[Saved data entries]
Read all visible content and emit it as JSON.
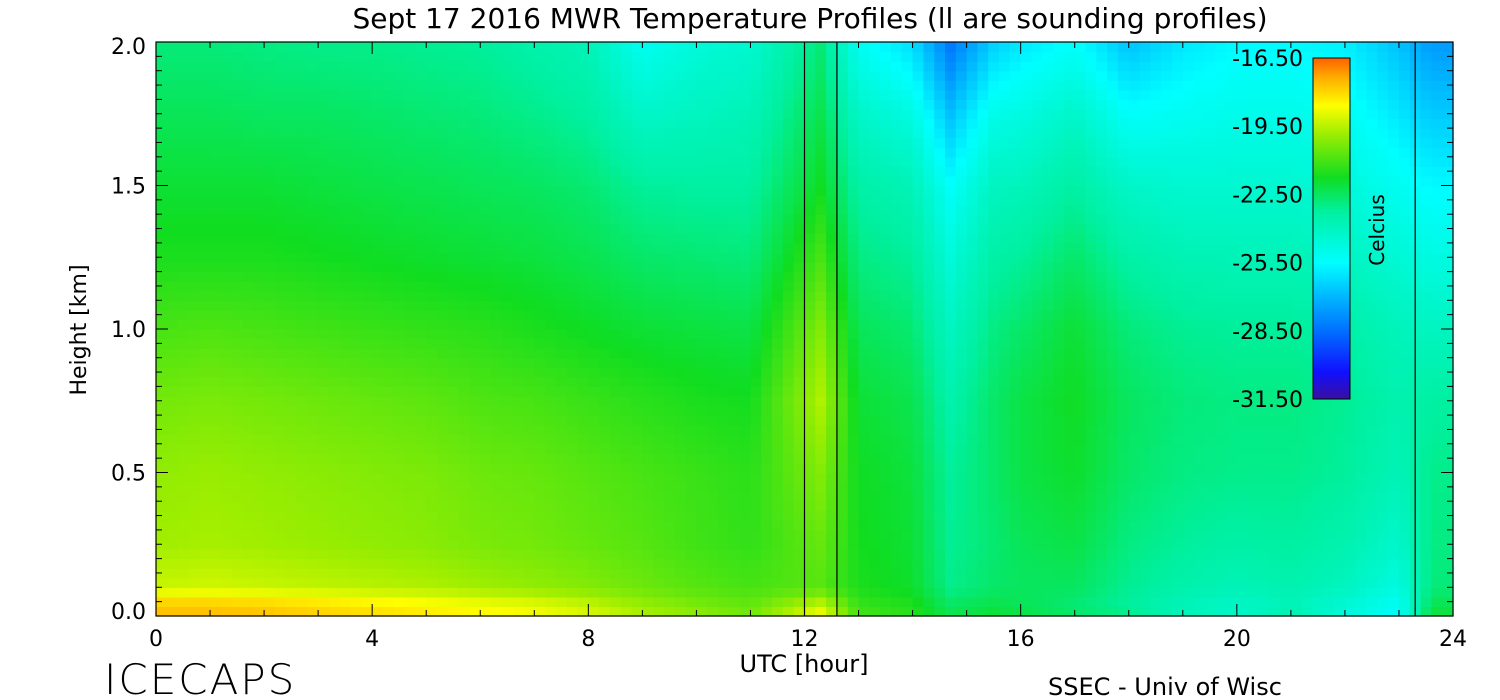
{
  "chart_data": {
    "type": "heatmap",
    "title": "Sept 17 2016 MWR Temperature Profiles (ll are sounding profiles)",
    "xlabel": "UTC [hour]",
    "ylabel": "Height [km]",
    "xlim": [
      0,
      24
    ],
    "ylim": [
      0.0,
      2.0
    ],
    "x_ticks": [
      "0",
      "4",
      "8",
      "12",
      "16",
      "20",
      "24"
    ],
    "y_ticks": [
      "0.0",
      "0.5",
      "1.0",
      "1.5",
      "2.0"
    ],
    "colorbar": {
      "label": "Celcius",
      "ticks": [
        "-16.50",
        "-19.50",
        "-22.50",
        "-25.50",
        "-28.50",
        "-31.50"
      ],
      "range": [
        -31.5,
        -16.5
      ]
    },
    "sounding_times_utc": [
      12.0,
      12.6,
      23.3
    ],
    "profile_hours": [
      0,
      1,
      2,
      3,
      4,
      5,
      6,
      7,
      8,
      9,
      10,
      11,
      12.3,
      13,
      14,
      14.7,
      15.5,
      16,
      17,
      18,
      19,
      20,
      21,
      22,
      23,
      23.6
    ],
    "heights_km": [
      0.0,
      0.05,
      0.1,
      0.25,
      0.5,
      0.75,
      1.0,
      1.25,
      1.5,
      1.75,
      2.0
    ],
    "temperatures_c": [
      [
        -17.5,
        -18.0,
        -19.3,
        -19.8,
        -20.0,
        -20.4,
        -21.0,
        -21.6,
        -22.0,
        -22.4,
        -22.8
      ],
      [
        -17.5,
        -18.0,
        -19.2,
        -19.7,
        -19.9,
        -20.3,
        -20.9,
        -21.6,
        -22.0,
        -22.4,
        -22.8
      ],
      [
        -17.6,
        -18.1,
        -19.3,
        -19.8,
        -20.0,
        -20.4,
        -21.0,
        -21.6,
        -22.0,
        -22.5,
        -22.9
      ],
      [
        -17.8,
        -18.3,
        -19.4,
        -19.9,
        -20.1,
        -20.5,
        -21.1,
        -21.7,
        -22.1,
        -22.5,
        -23.0
      ],
      [
        -18.0,
        -18.5,
        -19.5,
        -20.0,
        -20.2,
        -20.6,
        -21.2,
        -21.8,
        -22.2,
        -22.6,
        -23.0
      ],
      [
        -18.2,
        -18.7,
        -19.6,
        -20.1,
        -20.3,
        -20.7,
        -21.3,
        -21.9,
        -22.3,
        -22.7,
        -23.1
      ],
      [
        -18.4,
        -18.9,
        -19.8,
        -20.3,
        -20.5,
        -20.9,
        -21.4,
        -22.0,
        -22.4,
        -22.8,
        -23.2
      ],
      [
        -18.6,
        -19.1,
        -20.0,
        -20.4,
        -20.6,
        -21.0,
        -21.6,
        -22.1,
        -22.5,
        -23.0,
        -23.5
      ],
      [
        -19.0,
        -19.5,
        -20.2,
        -20.6,
        -20.8,
        -21.2,
        -21.8,
        -22.3,
        -22.7,
        -23.3,
        -23.8
      ],
      [
        -19.6,
        -20.0,
        -20.5,
        -20.8,
        -21.0,
        -21.4,
        -22.0,
        -22.6,
        -23.2,
        -24.2,
        -25.2
      ],
      [
        -20.0,
        -20.4,
        -20.8,
        -21.1,
        -21.2,
        -21.6,
        -22.1,
        -22.7,
        -23.3,
        -24.0,
        -24.6
      ],
      [
        -20.4,
        -20.7,
        -21.0,
        -21.3,
        -21.4,
        -21.7,
        -22.2,
        -22.8,
        -23.3,
        -23.8,
        -24.4
      ],
      [
        -18.6,
        -19.6,
        -20.8,
        -20.6,
        -20.2,
        -19.6,
        -20.2,
        -21.0,
        -21.8,
        -22.3,
        -22.8
      ],
      [
        -21.0,
        -21.3,
        -21.6,
        -21.7,
        -21.8,
        -22.0,
        -22.4,
        -22.9,
        -23.4,
        -24.2,
        -25.2
      ],
      [
        -21.4,
        -21.6,
        -21.9,
        -22.0,
        -22.1,
        -22.3,
        -22.7,
        -23.2,
        -23.8,
        -24.8,
        -26.2
      ],
      [
        -22.3,
        -22.6,
        -23.0,
        -23.1,
        -23.2,
        -23.5,
        -24.0,
        -24.6,
        -25.4,
        -26.8,
        -28.4
      ],
      [
        -22.0,
        -22.3,
        -22.6,
        -22.7,
        -22.6,
        -22.6,
        -22.9,
        -23.4,
        -24.0,
        -25.0,
        -26.5
      ],
      [
        -22.2,
        -22.4,
        -22.5,
        -22.4,
        -22.2,
        -22.2,
        -22.6,
        -23.2,
        -23.9,
        -24.8,
        -26.0
      ],
      [
        -22.6,
        -22.7,
        -22.5,
        -22.2,
        -21.9,
        -21.8,
        -22.0,
        -22.6,
        -23.3,
        -24.2,
        -25.4
      ],
      [
        -23.0,
        -23.2,
        -23.1,
        -22.9,
        -22.6,
        -22.5,
        -22.8,
        -23.4,
        -24.2,
        -25.4,
        -26.8
      ],
      [
        -23.8,
        -23.8,
        -23.5,
        -23.2,
        -22.9,
        -22.8,
        -23.1,
        -23.7,
        -24.4,
        -25.2,
        -26.0
      ],
      [
        -24.2,
        -24.1,
        -23.8,
        -23.4,
        -23.0,
        -22.9,
        -23.2,
        -23.8,
        -24.4,
        -25.0,
        -25.6
      ],
      [
        -23.6,
        -23.8,
        -23.6,
        -23.3,
        -23.0,
        -22.9,
        -23.2,
        -23.8,
        -24.4,
        -25.0,
        -25.6
      ],
      [
        -24.6,
        -24.4,
        -24.0,
        -23.6,
        -23.2,
        -23.1,
        -23.4,
        -24.0,
        -24.6,
        -25.2,
        -25.8
      ],
      [
        -25.4,
        -25.2,
        -24.8,
        -24.3,
        -23.8,
        -23.6,
        -23.9,
        -24.5,
        -25.2,
        -26.0,
        -26.8
      ],
      [
        -22.0,
        -22.4,
        -22.8,
        -22.9,
        -23.0,
        -23.3,
        -24.0,
        -24.8,
        -25.6,
        -26.6,
        -27.6
      ]
    ]
  },
  "footer": {
    "left_text": "ICECAPS",
    "right_text": "SSEC - Univ of Wisc"
  }
}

§ Exercise description: Strip out the images, then output the records above word for word.

§ Complete answer:
Read all visible content and emit it as JSON.
{
  "chart_data": {
    "type": "heatmap",
    "title": "Sept 17 2016 MWR Temperature Profiles (ll are sounding profiles)",
    "xlabel": "UTC [hour]",
    "ylabel": "Height [km]",
    "xlim": [
      0,
      24
    ],
    "ylim": [
      0.0,
      2.0
    ],
    "x_ticks": [
      "0",
      "4",
      "8",
      "12",
      "16",
      "20",
      "24"
    ],
    "y_ticks": [
      "0.0",
      "0.5",
      "1.0",
      "1.5",
      "2.0"
    ],
    "colorbar": {
      "label": "Celcius",
      "ticks": [
        "-16.50",
        "-19.50",
        "-22.50",
        "-25.50",
        "-28.50",
        "-31.50"
      ],
      "range": [
        -31.5,
        -16.5
      ]
    },
    "sounding_times_utc": [
      12.0,
      12.6,
      23.3
    ],
    "profile_hours": [
      0,
      1,
      2,
      3,
      4,
      5,
      6,
      7,
      8,
      9,
      10,
      11,
      12.3,
      13,
      14,
      14.7,
      15.5,
      16,
      17,
      18,
      19,
      20,
      21,
      22,
      23,
      23.6
    ],
    "heights_km": [
      0.0,
      0.05,
      0.1,
      0.25,
      0.5,
      0.75,
      1.0,
      1.25,
      1.5,
      1.75,
      2.0
    ],
    "temperatures_c": [
      [
        -17.5,
        -18.0,
        -19.3,
        -19.8,
        -20.0,
        -20.4,
        -21.0,
        -21.6,
        -22.0,
        -22.4,
        -22.8
      ],
      [
        -17.5,
        -18.0,
        -19.2,
        -19.7,
        -19.9,
        -20.3,
        -20.9,
        -21.6,
        -22.0,
        -22.4,
        -22.8
      ],
      [
        -17.6,
        -18.1,
        -19.3,
        -19.8,
        -20.0,
        -20.4,
        -21.0,
        -21.6,
        -22.0,
        -22.5,
        -22.9
      ],
      [
        -17.8,
        -18.3,
        -19.4,
        -19.9,
        -20.1,
        -20.5,
        -21.1,
        -21.7,
        -22.1,
        -22.5,
        -23.0
      ],
      [
        -18.0,
        -18.5,
        -19.5,
        -20.0,
        -20.2,
        -20.6,
        -21.2,
        -21.8,
        -22.2,
        -22.6,
        -23.0
      ],
      [
        -18.2,
        -18.7,
        -19.6,
        -20.1,
        -20.3,
        -20.7,
        -21.3,
        -21.9,
        -22.3,
        -22.7,
        -23.1
      ],
      [
        -18.4,
        -18.9,
        -19.8,
        -20.3,
        -20.5,
        -20.9,
        -21.4,
        -22.0,
        -22.4,
        -22.8,
        -23.2
      ],
      [
        -18.6,
        -19.1,
        -20.0,
        -20.4,
        -20.6,
        -21.0,
        -21.6,
        -22.1,
        -22.5,
        -23.0,
        -23.5
      ],
      [
        -19.0,
        -19.5,
        -20.2,
        -20.6,
        -20.8,
        -21.2,
        -21.8,
        -22.3,
        -22.7,
        -23.3,
        -23.8
      ],
      [
        -19.6,
        -20.0,
        -20.5,
        -20.8,
        -21.0,
        -21.4,
        -22.0,
        -22.6,
        -23.2,
        -24.2,
        -25.2
      ],
      [
        -20.0,
        -20.4,
        -20.8,
        -21.1,
        -21.2,
        -21.6,
        -22.1,
        -22.7,
        -23.3,
        -24.0,
        -24.6
      ],
      [
        -20.4,
        -20.7,
        -21.0,
        -21.3,
        -21.4,
        -21.7,
        -22.2,
        -22.8,
        -23.3,
        -23.8,
        -24.4
      ],
      [
        -18.6,
        -19.6,
        -20.8,
        -20.6,
        -20.2,
        -19.6,
        -20.2,
        -21.0,
        -21.8,
        -22.3,
        -22.8
      ],
      [
        -21.0,
        -21.3,
        -21.6,
        -21.7,
        -21.8,
        -22.0,
        -22.4,
        -22.9,
        -23.4,
        -24.2,
        -25.2
      ],
      [
        -21.4,
        -21.6,
        -21.9,
        -22.0,
        -22.1,
        -22.3,
        -22.7,
        -23.2,
        -23.8,
        -24.8,
        -26.2
      ],
      [
        -22.3,
        -22.6,
        -23.0,
        -23.1,
        -23.2,
        -23.5,
        -24.0,
        -24.6,
        -25.4,
        -26.8,
        -28.4
      ],
      [
        -22.0,
        -22.3,
        -22.6,
        -22.7,
        -22.6,
        -22.6,
        -22.9,
        -23.4,
        -24.0,
        -25.0,
        -26.5
      ],
      [
        -22.2,
        -22.4,
        -22.5,
        -22.4,
        -22.2,
        -22.2,
        -22.6,
        -23.2,
        -23.9,
        -24.8,
        -26.0
      ],
      [
        -22.6,
        -22.7,
        -22.5,
        -22.2,
        -21.9,
        -21.8,
        -22.0,
        -22.6,
        -23.3,
        -24.2,
        -25.4
      ],
      [
        -23.0,
        -23.2,
        -23.1,
        -22.9,
        -22.6,
        -22.5,
        -22.8,
        -23.4,
        -24.2,
        -25.4,
        -26.8
      ],
      [
        -23.8,
        -23.8,
        -23.5,
        -23.2,
        -22.9,
        -22.8,
        -23.1,
        -23.7,
        -24.4,
        -25.2,
        -26.0
      ],
      [
        -24.2,
        -24.1,
        -23.8,
        -23.4,
        -23.0,
        -22.9,
        -23.2,
        -23.8,
        -24.4,
        -25.0,
        -25.6
      ],
      [
        -23.6,
        -23.8,
        -23.6,
        -23.3,
        -23.0,
        -22.9,
        -23.2,
        -23.8,
        -24.4,
        -25.0,
        -25.6
      ],
      [
        -24.6,
        -24.4,
        -24.0,
        -23.6,
        -23.2,
        -23.1,
        -23.4,
        -24.0,
        -24.6,
        -25.2,
        -25.8
      ],
      [
        -25.4,
        -25.2,
        -24.8,
        -24.3,
        -23.8,
        -23.6,
        -23.9,
        -24.5,
        -25.2,
        -26.0,
        -26.8
      ],
      [
        -22.0,
        -22.4,
        -22.8,
        -22.9,
        -23.0,
        -23.3,
        -24.0,
        -24.8,
        -25.6,
        -26.6,
        -27.6
      ]
    ]
  },
  "footer": {
    "left_text": "ICECAPS",
    "right_text": "SSEC - Univ of Wisc"
  }
}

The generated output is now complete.